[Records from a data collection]

::::::::::

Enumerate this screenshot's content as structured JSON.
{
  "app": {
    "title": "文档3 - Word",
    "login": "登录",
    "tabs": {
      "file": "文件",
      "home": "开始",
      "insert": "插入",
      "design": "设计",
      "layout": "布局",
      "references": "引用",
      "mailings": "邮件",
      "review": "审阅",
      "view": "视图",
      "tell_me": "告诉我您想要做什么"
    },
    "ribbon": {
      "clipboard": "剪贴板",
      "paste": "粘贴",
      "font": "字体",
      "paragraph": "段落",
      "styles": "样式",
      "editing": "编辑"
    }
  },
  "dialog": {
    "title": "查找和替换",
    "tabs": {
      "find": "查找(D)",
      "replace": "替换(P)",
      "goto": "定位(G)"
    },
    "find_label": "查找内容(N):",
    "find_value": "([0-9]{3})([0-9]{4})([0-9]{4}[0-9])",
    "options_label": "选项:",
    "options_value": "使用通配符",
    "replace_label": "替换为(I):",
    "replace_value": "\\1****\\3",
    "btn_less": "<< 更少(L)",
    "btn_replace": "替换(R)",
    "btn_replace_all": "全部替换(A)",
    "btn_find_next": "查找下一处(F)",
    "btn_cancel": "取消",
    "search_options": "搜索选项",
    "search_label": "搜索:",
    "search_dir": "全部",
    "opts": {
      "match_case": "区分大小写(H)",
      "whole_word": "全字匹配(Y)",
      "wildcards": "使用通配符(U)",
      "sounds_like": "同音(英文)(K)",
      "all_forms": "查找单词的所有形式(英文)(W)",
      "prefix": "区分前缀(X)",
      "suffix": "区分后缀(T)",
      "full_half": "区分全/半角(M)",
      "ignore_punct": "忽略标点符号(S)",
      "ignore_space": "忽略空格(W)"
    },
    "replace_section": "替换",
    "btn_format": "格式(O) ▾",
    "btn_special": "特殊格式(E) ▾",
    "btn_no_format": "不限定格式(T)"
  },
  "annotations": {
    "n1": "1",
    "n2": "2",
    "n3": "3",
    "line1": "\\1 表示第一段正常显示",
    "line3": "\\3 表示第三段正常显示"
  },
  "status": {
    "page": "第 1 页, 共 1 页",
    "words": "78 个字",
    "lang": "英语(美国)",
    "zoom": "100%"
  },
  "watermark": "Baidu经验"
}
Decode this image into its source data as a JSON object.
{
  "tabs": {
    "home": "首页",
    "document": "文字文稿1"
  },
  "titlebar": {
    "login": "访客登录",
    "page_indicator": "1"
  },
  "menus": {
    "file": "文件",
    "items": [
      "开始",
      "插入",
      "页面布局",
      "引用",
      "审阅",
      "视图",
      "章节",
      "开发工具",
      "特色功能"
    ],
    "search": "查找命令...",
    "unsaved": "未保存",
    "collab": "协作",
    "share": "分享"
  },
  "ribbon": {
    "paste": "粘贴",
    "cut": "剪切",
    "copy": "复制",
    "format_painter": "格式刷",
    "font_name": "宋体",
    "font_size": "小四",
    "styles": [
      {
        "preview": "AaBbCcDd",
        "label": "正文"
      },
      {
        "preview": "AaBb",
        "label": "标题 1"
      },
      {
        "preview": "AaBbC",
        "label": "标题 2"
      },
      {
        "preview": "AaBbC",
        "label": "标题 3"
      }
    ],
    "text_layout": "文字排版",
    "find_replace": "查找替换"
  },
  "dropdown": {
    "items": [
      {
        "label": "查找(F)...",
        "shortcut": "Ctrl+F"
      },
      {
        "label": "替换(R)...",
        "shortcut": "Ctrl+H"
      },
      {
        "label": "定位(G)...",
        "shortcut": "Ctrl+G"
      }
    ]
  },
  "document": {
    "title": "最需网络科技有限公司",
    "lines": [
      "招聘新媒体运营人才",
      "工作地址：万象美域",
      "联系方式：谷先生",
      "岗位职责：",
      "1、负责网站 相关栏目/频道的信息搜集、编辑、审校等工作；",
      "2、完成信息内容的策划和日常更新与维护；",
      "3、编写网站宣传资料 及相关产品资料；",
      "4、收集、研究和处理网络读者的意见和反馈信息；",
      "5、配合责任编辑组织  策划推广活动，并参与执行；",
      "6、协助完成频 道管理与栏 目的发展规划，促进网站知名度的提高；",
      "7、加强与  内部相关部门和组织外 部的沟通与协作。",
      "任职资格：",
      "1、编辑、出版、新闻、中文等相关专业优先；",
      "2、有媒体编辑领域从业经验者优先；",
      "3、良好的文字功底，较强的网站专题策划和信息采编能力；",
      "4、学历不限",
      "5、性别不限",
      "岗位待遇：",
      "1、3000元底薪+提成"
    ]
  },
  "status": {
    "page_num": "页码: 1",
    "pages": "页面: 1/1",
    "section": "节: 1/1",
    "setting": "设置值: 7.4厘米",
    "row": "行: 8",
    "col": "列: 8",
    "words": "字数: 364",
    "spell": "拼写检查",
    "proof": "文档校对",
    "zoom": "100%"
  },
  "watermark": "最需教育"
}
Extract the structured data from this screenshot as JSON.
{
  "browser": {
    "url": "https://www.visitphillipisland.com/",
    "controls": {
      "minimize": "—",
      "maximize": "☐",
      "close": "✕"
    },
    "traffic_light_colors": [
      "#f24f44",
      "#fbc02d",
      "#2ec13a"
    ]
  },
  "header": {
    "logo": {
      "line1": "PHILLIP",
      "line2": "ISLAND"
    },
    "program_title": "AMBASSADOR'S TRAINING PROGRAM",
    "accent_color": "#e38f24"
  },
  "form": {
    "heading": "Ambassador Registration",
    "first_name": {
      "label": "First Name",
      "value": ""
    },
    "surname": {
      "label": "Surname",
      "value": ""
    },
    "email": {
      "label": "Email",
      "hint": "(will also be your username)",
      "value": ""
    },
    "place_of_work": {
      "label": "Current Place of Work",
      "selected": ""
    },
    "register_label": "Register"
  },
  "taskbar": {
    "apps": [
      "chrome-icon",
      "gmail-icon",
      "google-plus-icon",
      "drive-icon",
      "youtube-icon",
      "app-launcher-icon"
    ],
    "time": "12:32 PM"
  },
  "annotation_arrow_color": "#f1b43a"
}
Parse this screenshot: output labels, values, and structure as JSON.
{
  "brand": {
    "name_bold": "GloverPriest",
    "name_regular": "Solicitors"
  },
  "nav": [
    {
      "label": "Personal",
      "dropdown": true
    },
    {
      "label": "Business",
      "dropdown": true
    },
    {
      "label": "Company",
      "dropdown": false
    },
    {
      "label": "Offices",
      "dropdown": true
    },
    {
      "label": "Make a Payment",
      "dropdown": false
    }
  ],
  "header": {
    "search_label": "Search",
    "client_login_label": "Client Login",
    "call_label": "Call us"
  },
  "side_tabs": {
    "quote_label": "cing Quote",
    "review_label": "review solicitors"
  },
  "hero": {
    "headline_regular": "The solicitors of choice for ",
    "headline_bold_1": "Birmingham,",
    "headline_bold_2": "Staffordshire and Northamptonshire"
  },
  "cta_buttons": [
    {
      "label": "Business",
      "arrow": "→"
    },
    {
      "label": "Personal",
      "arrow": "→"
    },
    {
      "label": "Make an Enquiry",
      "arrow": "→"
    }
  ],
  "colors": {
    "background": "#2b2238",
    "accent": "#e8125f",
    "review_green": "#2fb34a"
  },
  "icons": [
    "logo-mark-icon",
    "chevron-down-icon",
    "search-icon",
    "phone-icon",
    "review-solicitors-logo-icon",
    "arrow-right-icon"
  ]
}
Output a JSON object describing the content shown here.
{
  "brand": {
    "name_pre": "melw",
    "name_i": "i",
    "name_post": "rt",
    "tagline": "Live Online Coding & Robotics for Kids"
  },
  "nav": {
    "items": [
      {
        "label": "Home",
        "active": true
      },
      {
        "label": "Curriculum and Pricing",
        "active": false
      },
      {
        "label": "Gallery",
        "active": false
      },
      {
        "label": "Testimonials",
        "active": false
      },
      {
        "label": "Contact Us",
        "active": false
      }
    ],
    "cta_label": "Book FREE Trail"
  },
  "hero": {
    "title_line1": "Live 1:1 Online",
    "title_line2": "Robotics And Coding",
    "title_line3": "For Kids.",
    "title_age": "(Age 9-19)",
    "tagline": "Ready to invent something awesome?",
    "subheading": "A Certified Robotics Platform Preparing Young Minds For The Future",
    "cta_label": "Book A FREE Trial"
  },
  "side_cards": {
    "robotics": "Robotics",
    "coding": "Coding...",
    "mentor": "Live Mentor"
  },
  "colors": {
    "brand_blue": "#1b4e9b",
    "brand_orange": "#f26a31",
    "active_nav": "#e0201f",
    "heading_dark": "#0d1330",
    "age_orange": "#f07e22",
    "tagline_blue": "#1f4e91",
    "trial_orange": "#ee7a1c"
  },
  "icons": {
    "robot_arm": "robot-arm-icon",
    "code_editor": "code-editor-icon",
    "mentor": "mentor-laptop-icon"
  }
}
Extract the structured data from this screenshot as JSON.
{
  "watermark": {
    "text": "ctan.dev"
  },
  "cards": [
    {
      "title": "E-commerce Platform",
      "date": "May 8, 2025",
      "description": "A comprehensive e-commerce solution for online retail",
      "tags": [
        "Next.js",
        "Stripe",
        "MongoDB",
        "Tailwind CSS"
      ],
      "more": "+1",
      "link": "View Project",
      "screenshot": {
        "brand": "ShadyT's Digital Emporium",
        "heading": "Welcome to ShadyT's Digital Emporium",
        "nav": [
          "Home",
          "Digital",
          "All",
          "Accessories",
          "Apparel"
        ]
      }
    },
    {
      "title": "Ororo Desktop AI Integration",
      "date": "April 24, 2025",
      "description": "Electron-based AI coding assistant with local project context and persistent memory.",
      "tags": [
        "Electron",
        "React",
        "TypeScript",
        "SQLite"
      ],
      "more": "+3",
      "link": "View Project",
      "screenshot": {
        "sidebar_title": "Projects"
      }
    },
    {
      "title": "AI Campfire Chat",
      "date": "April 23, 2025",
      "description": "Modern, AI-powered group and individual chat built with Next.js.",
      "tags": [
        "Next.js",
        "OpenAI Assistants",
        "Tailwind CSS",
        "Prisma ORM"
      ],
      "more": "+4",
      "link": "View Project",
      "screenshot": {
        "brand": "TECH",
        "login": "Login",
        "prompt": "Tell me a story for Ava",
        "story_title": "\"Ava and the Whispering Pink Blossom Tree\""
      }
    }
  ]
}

::::::::::

Task »
Search the data for "JSON". Copy every matching line.

Result »
Enumerate this screenshot's content as structured JSON.
Decode this image into its source data as a JSON object.
Extract the structured data from this screenshot as JSON.
Parse this screenshot: output labels, values, and structure as JSON.
Output a JSON object describing the content shown here.
Extract the structured data from this screenshot as JSON.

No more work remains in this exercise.